• WRITTEN TASK: Only the number is wanted: count the lines in the data with "วเอง" in them.

-- START GIVEN DATA --

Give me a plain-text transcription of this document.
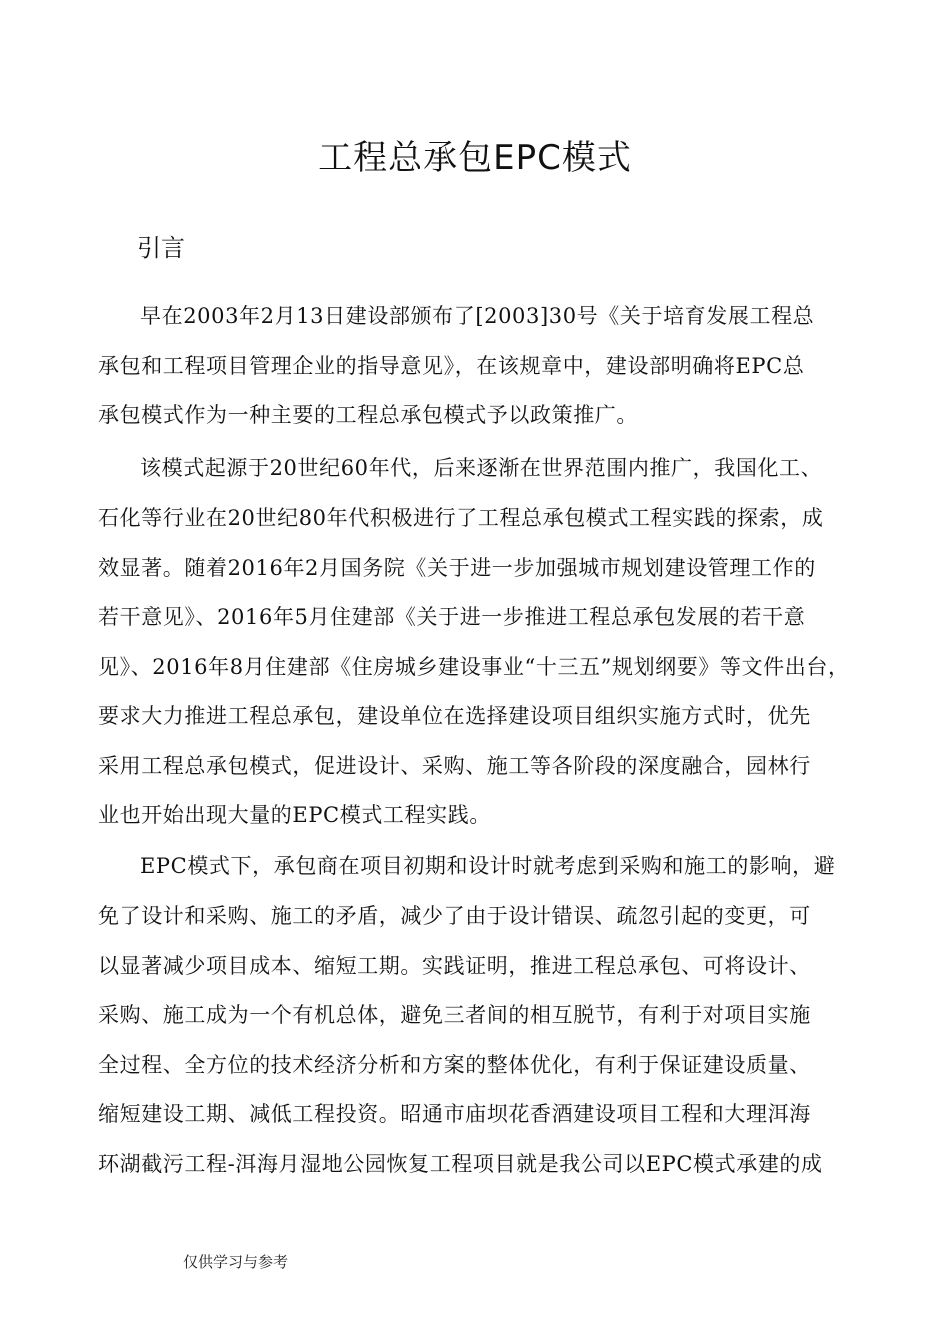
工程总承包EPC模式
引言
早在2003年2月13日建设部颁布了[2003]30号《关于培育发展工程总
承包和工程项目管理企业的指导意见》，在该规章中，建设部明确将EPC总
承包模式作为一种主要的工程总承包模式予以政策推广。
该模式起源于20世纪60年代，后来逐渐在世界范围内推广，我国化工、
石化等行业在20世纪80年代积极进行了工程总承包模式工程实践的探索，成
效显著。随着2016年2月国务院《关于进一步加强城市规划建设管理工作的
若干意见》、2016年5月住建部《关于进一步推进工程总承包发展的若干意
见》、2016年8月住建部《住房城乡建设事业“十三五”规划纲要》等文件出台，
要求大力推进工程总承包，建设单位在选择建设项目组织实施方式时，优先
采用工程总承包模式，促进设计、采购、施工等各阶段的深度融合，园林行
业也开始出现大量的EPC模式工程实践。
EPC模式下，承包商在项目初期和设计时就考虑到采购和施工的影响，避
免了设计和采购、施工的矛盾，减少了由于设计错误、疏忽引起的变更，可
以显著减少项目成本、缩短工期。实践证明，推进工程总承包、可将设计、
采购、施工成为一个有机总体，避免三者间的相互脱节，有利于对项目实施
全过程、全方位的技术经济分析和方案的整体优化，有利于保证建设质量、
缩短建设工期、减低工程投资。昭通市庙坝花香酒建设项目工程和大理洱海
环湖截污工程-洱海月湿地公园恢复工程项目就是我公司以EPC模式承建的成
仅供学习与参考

-- END GIVEN DATA --
-- START GIVEN DATA --

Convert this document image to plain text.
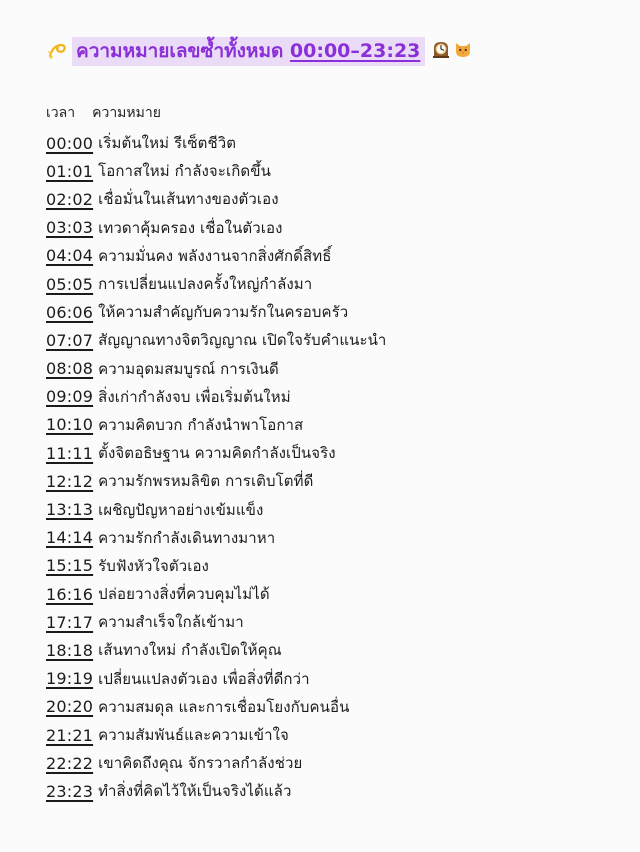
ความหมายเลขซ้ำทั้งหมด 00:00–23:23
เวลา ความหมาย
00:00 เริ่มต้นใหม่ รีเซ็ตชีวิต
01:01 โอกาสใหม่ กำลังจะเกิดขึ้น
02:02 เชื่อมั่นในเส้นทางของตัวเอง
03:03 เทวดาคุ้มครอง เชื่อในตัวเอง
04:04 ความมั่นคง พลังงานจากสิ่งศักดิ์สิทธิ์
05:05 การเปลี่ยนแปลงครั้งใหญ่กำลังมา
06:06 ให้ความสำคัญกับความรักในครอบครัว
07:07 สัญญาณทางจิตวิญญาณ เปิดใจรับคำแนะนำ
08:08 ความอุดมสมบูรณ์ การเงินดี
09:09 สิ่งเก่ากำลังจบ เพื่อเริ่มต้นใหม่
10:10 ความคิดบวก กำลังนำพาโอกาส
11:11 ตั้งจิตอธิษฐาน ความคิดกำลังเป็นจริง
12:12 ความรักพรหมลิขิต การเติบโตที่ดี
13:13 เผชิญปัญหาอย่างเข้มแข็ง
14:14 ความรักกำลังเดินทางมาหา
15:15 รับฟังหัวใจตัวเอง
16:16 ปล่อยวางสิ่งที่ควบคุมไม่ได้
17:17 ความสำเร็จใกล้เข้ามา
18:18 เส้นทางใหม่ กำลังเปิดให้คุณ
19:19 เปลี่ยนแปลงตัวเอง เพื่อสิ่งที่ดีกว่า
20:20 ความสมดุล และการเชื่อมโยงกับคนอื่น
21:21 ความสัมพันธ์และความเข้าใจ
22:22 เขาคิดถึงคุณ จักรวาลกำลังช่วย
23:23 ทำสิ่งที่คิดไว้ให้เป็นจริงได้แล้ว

-- END GIVEN DATA --
-- START GIVEN DATA --

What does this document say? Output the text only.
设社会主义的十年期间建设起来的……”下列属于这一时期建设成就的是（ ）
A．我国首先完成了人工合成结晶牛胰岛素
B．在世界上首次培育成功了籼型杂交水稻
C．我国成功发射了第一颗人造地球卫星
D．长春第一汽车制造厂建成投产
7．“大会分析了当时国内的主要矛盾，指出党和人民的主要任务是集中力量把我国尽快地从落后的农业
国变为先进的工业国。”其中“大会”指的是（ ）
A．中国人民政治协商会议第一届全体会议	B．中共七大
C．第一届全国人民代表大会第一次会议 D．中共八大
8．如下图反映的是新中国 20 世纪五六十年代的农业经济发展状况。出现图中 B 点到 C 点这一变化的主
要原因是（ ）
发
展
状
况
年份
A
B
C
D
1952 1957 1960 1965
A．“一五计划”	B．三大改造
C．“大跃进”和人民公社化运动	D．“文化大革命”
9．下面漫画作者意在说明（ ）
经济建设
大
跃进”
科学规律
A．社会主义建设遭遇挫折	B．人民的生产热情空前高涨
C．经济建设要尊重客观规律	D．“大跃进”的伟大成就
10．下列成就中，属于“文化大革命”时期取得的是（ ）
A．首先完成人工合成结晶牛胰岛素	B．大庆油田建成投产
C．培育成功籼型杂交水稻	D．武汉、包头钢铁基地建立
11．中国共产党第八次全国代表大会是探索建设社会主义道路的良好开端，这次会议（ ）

-- END GIVEN DATA --

• WRITTEN RESPONSE: 4